» EXERCISE INPUT
○ ○ ○ ○ ○

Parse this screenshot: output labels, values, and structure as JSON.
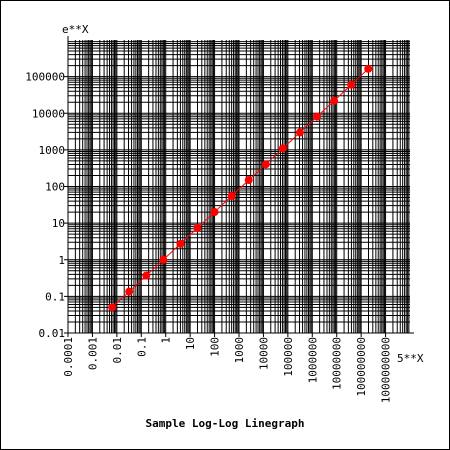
{
  "chart_data": {
    "type": "line",
    "title": "Sample Log-Log Linegraph",
    "xlabel": "5**X",
    "ylabel": "e**X",
    "x_scale": "log",
    "y_scale": "log",
    "xlim": [
      0.0001,
      10000000000
    ],
    "ylim": [
      0.01,
      1000000
    ],
    "grid": true,
    "x_tick_labels": [
      "0.0001",
      "0.001",
      "0.01",
      "0.1",
      "1",
      "10",
      "100",
      "1000",
      "10000",
      "100000",
      "1000000",
      "10000000",
      "100000000",
      "1000000000"
    ],
    "y_tick_labels": [
      "0.01",
      "0.1",
      "1",
      "10",
      "100",
      "1000",
      "10000",
      "100000"
    ],
    "series": [
      {
        "color": "#ff0000",
        "x": [
          0.0064,
          0.032,
          0.16,
          0.8,
          4,
          20,
          100,
          500,
          2500,
          12500,
          62500,
          312500,
          1562500,
          7812500,
          39062500,
          195312500
        ],
        "y": [
          0.05,
          0.135,
          0.37,
          1.0,
          2.72,
          7.4,
          20.1,
          55,
          150,
          403,
          1100,
          2980,
          8100,
          22000,
          60000,
          163000
        ]
      }
    ]
  }
}
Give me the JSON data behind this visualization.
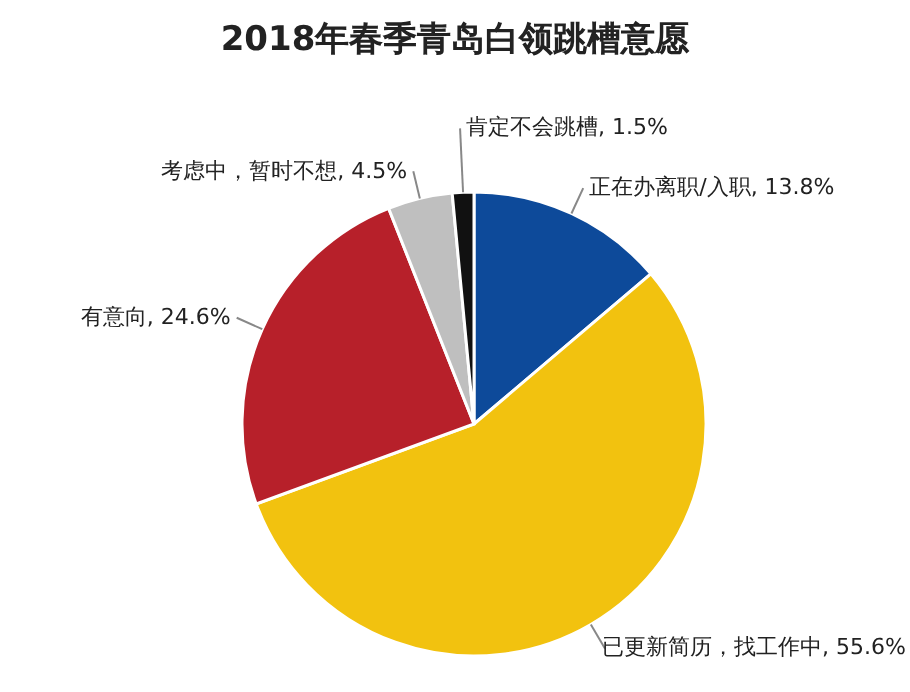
{
  "chart_data": {
    "type": "pie",
    "title": "2018年春季青岛白领跳槽意愿",
    "categories": [
      "正在办离职/入职",
      "已更新简历，找工作中",
      "有意向",
      "考虑中，暂时不想",
      "肯定不会跳槽"
    ],
    "values": [
      13.8,
      55.6,
      24.6,
      4.5,
      1.5
    ],
    "value_labels": [
      "13.8%",
      "55.6%",
      "24.6%",
      "4.5%",
      "1.5%"
    ],
    "colors": [
      "#0d4a9a",
      "#f2c20f",
      "#b7202a",
      "#bfbfbf",
      "#111111"
    ]
  }
}
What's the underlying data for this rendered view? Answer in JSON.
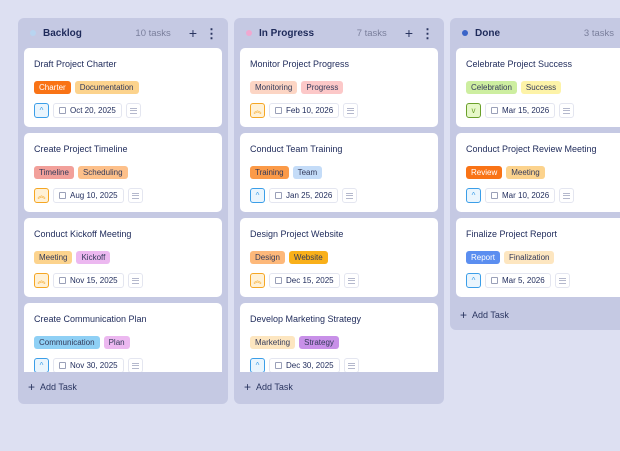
{
  "columns": [
    {
      "title": "Backlog",
      "count": "10 tasks",
      "dot": "#b8d4f0",
      "cards": [
        {
          "title": "Draft Project Charter",
          "tags": [
            {
              "label": "Charter",
              "bg": "#f97316",
              "fg": "#ffffff"
            },
            {
              "label": "Documentation",
              "bg": "#fcd38d",
              "fg": "#333a5a"
            }
          ],
          "priority": "up",
          "date": "Oct 20, 2025"
        },
        {
          "title": "Create Project Timeline",
          "tags": [
            {
              "label": "Timeline",
              "bg": "#f2a09a",
              "fg": "#333a5a"
            },
            {
              "label": "Scheduling",
              "bg": "#fdc08a",
              "fg": "#333a5a"
            }
          ],
          "priority": "double-up",
          "date": "Aug 10, 2025"
        },
        {
          "title": "Conduct Kickoff Meeting",
          "tags": [
            {
              "label": "Meeting",
              "bg": "#fcd38d",
              "fg": "#333a5a"
            },
            {
              "label": "Kickoff",
              "bg": "#ecb8f0",
              "fg": "#333a5a"
            }
          ],
          "priority": "double-up",
          "date": "Nov 15, 2025"
        },
        {
          "title": "Create Communication Plan",
          "tags": [
            {
              "label": "Communication",
              "bg": "#8fd0f5",
              "fg": "#333a5a"
            },
            {
              "label": "Plan",
              "bg": "#ecb8f0",
              "fg": "#333a5a"
            }
          ],
          "priority": "up",
          "date": "Nov 30, 2025"
        }
      ]
    },
    {
      "title": "In Progress",
      "count": "7 tasks",
      "dot": "#f0a8d0",
      "cards": [
        {
          "title": "Monitor Project Progress",
          "tags": [
            {
              "label": "Monitoring",
              "bg": "#fcd5c4",
              "fg": "#333a5a"
            },
            {
              "label": "Progress",
              "bg": "#fcc8c8",
              "fg": "#333a5a"
            }
          ],
          "priority": "double-up",
          "date": "Feb 10, 2026"
        },
        {
          "title": "Conduct Team Training",
          "tags": [
            {
              "label": "Training",
              "bg": "#fb9a48",
              "fg": "#333a5a"
            },
            {
              "label": "Team",
              "bg": "#c4dcf8",
              "fg": "#333a5a"
            }
          ],
          "priority": "up",
          "date": "Jan 25, 2026"
        },
        {
          "title": "Design Project Website",
          "tags": [
            {
              "label": "Design",
              "bg": "#fdb87a",
              "fg": "#333a5a"
            },
            {
              "label": "Website",
              "bg": "#f9b01a",
              "fg": "#333a5a"
            }
          ],
          "priority": "double-up",
          "date": "Dec 15, 2025"
        },
        {
          "title": "Develop Marketing Strategy",
          "tags": [
            {
              "label": "Marketing",
              "bg": "#fde6c0",
              "fg": "#333a5a"
            },
            {
              "label": "Strategy",
              "bg": "#c890e8",
              "fg": "#333a5a"
            }
          ],
          "priority": "up",
          "date": "Dec 30, 2025"
        }
      ]
    },
    {
      "title": "Done",
      "count": "3 tasks",
      "dot": "#3a64c8",
      "cards": [
        {
          "title": "Celebrate Project Success",
          "tags": [
            {
              "label": "Celebration",
              "bg": "#cdeea0",
              "fg": "#333a5a"
            },
            {
              "label": "Success",
              "bg": "#fdf3a8",
              "fg": "#333a5a"
            }
          ],
          "priority": "down",
          "date": "Mar 15, 2026"
        },
        {
          "title": "Conduct Project Review Meeting",
          "tags": [
            {
              "label": "Review",
              "bg": "#f97316",
              "fg": "#ffffff"
            },
            {
              "label": "Meeting",
              "bg": "#fcd38d",
              "fg": "#333a5a"
            }
          ],
          "priority": "up",
          "date": "Mar 10, 2026"
        },
        {
          "title": "Finalize Project Report",
          "tags": [
            {
              "label": "Report",
              "bg": "#5b8ef0",
              "fg": "#ffffff"
            },
            {
              "label": "Finalization",
              "bg": "#fde6c0",
              "fg": "#333a5a"
            }
          ],
          "priority": "up",
          "date": "Mar 5, 2026"
        }
      ]
    }
  ],
  "add_task_label": "Add Task",
  "priority_styles": {
    "up": {
      "glyph": "^",
      "color": "#3b9ee8",
      "bg": "#eaf5fd"
    },
    "double-up": {
      "glyph": "︽",
      "color": "#f5a623",
      "bg": "#fff1d6"
    },
    "down": {
      "glyph": "v",
      "color": "#6aa02a",
      "bg": "#e6f8c8"
    }
  }
}
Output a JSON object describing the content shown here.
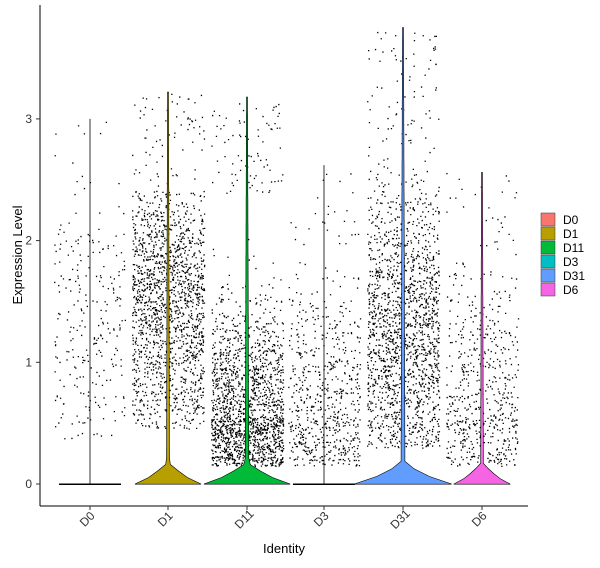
{
  "chart_data": {
    "type": "violin",
    "xlabel": "Identity",
    "ylabel": "Expression Level",
    "categories": [
      "D0",
      "D1",
      "D11",
      "D3",
      "D31",
      "D6"
    ],
    "colors": [
      "#F8766D",
      "#B79F00",
      "#00BA38",
      "#00BFC4",
      "#619CFF",
      "#F564E3"
    ],
    "ylim": [
      -0.2,
      3.8
    ],
    "yticks": [
      0,
      1,
      2,
      3
    ],
    "ytick_labels": [
      "0",
      "1",
      "2",
      "3"
    ],
    "y_max_per_group": [
      3.0,
      3.22,
      3.18,
      2.62,
      3.75,
      2.56
    ],
    "violin_peak_width": [
      0.0,
      0.42,
      0.55,
      0.0,
      0.62,
      0.36
    ],
    "legend": {
      "position": "right",
      "entries": [
        "D0",
        "D1",
        "D11",
        "D3",
        "D31",
        "D6"
      ]
    },
    "grid": false
  }
}
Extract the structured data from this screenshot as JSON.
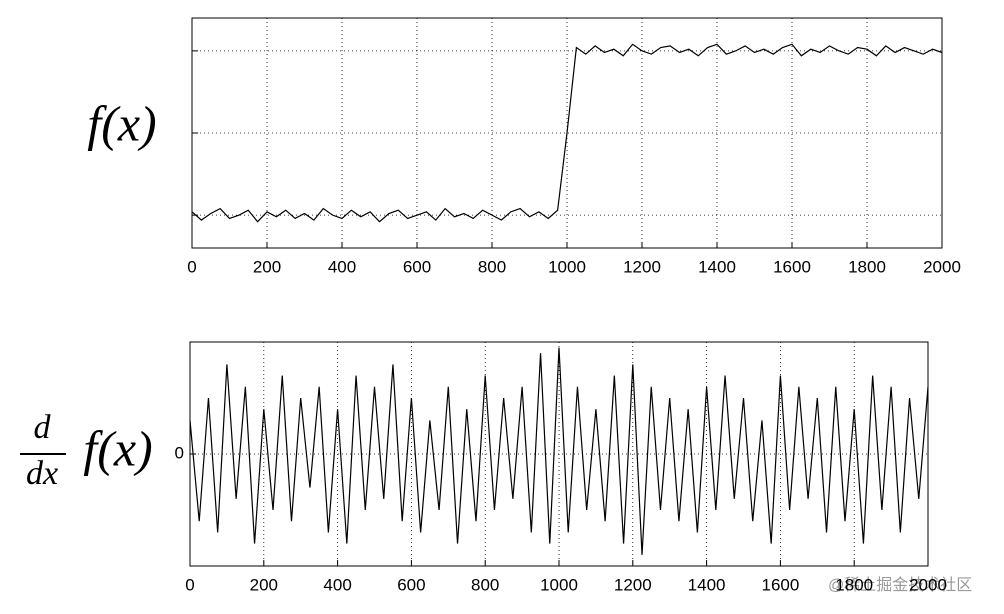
{
  "chart_data": [
    {
      "type": "line",
      "ylabel": "f(x)",
      "show_ytick_labels": false,
      "grid": true,
      "x": [
        0,
        25,
        50,
        75,
        100,
        125,
        150,
        175,
        200,
        225,
        250,
        275,
        300,
        325,
        350,
        375,
        400,
        425,
        450,
        475,
        500,
        525,
        550,
        575,
        600,
        625,
        650,
        675,
        700,
        725,
        750,
        775,
        800,
        825,
        850,
        875,
        900,
        925,
        950,
        975,
        1000,
        1025,
        1050,
        1075,
        1100,
        1125,
        1150,
        1175,
        1200,
        1225,
        1250,
        1275,
        1300,
        1325,
        1350,
        1375,
        1400,
        1425,
        1450,
        1475,
        1500,
        1525,
        1550,
        1575,
        1600,
        1625,
        1650,
        1675,
        1700,
        1725,
        1750,
        1775,
        1800,
        1825,
        1850,
        1875,
        1900,
        1925,
        1950,
        1975,
        2000
      ],
      "series": [
        {
          "color": "#000000",
          "values": [
            0.02,
            -0.03,
            0.01,
            0.04,
            -0.02,
            0.0,
            0.03,
            -0.04,
            0.02,
            -0.01,
            0.03,
            -0.02,
            0.01,
            -0.03,
            0.04,
            0.0,
            -0.02,
            0.03,
            -0.01,
            0.02,
            -0.04,
            0.01,
            0.03,
            -0.02,
            0.0,
            0.02,
            -0.03,
            0.04,
            -0.01,
            0.01,
            -0.02,
            0.03,
            0.0,
            -0.03,
            0.02,
            0.04,
            -0.01,
            0.02,
            -0.02,
            0.03,
            0.5,
            1.02,
            0.98,
            1.03,
            0.99,
            1.01,
            0.97,
            1.04,
            1.0,
            0.98,
            1.02,
            1.03,
            0.99,
            1.01,
            0.97,
            1.02,
            1.04,
            0.98,
            1.0,
            1.03,
            0.99,
            1.01,
            0.98,
            1.02,
            1.04,
            0.97,
            1.01,
            0.99,
            1.03,
            1.0,
            0.98,
            1.02,
            1.01,
            0.97,
            1.03,
            0.99,
            1.02,
            1.0,
            0.98,
            1.01,
            0.99
          ]
        }
      ],
      "xlim": [
        0,
        2000
      ],
      "xticks": [
        0,
        200,
        400,
        600,
        800,
        1000,
        1200,
        1400,
        1600,
        1800,
        2000
      ],
      "ylim": [
        -0.2,
        1.2
      ],
      "yticks": [
        0,
        0.5,
        1
      ]
    },
    {
      "type": "line",
      "ylabel": {
        "numerator": "d",
        "denominator": "dx",
        "text": "f(x)"
      },
      "show_ytick_labels": true,
      "grid": true,
      "x": [
        0,
        25,
        50,
        75,
        100,
        125,
        150,
        175,
        200,
        225,
        250,
        275,
        300,
        325,
        350,
        375,
        400,
        425,
        450,
        475,
        500,
        525,
        550,
        575,
        600,
        625,
        650,
        675,
        700,
        725,
        750,
        775,
        800,
        825,
        850,
        875,
        900,
        925,
        950,
        975,
        1000,
        1025,
        1050,
        1075,
        1100,
        1125,
        1150,
        1175,
        1200,
        1225,
        1250,
        1275,
        1300,
        1325,
        1350,
        1375,
        1400,
        1425,
        1450,
        1475,
        1500,
        1525,
        1550,
        1575,
        1600,
        1625,
        1650,
        1675,
        1700,
        1725,
        1750,
        1775,
        1800,
        1825,
        1850,
        1875,
        1900,
        1925,
        1950,
        1975,
        2000
      ],
      "series": [
        {
          "color": "#000000",
          "values": [
            0.3,
            -0.6,
            0.5,
            -0.7,
            0.8,
            -0.4,
            0.6,
            -0.8,
            0.4,
            -0.5,
            0.7,
            -0.6,
            0.5,
            -0.3,
            0.6,
            -0.7,
            0.4,
            -0.8,
            0.7,
            -0.5,
            0.6,
            -0.4,
            0.8,
            -0.6,
            0.5,
            -0.7,
            0.3,
            -0.5,
            0.6,
            -0.8,
            0.4,
            -0.6,
            0.7,
            -0.5,
            0.5,
            -0.4,
            0.6,
            -0.7,
            0.9,
            -0.8,
            0.95,
            -0.7,
            0.6,
            -0.5,
            0.4,
            -0.6,
            0.7,
            -0.8,
            0.8,
            -0.9,
            0.6,
            -0.5,
            0.5,
            -0.6,
            0.4,
            -0.7,
            0.6,
            -0.5,
            0.7,
            -0.4,
            0.5,
            -0.6,
            0.3,
            -0.8,
            0.7,
            -0.5,
            0.6,
            -0.4,
            0.5,
            -0.7,
            0.6,
            -0.6,
            0.4,
            -0.8,
            0.7,
            -0.5,
            0.6,
            -0.7,
            0.5,
            -0.4,
            0.6
          ]
        }
      ],
      "xlim": [
        0,
        2000
      ],
      "xticks": [
        0,
        200,
        400,
        600,
        800,
        1000,
        1200,
        1400,
        1600,
        1800,
        2000
      ],
      "ylim": [
        -1,
        1
      ],
      "yticks": [
        0
      ]
    }
  ],
  "watermark": "@稀土掘金技术社区"
}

○ ○ ○ ○ ○

» WHAT TO PRODUCE
Select from the material above each line in which the string "Charter" appears, and list those lines.

» FINISHED EXERCISE
          "title": "Draft Project Charter",
              "label": "Charter",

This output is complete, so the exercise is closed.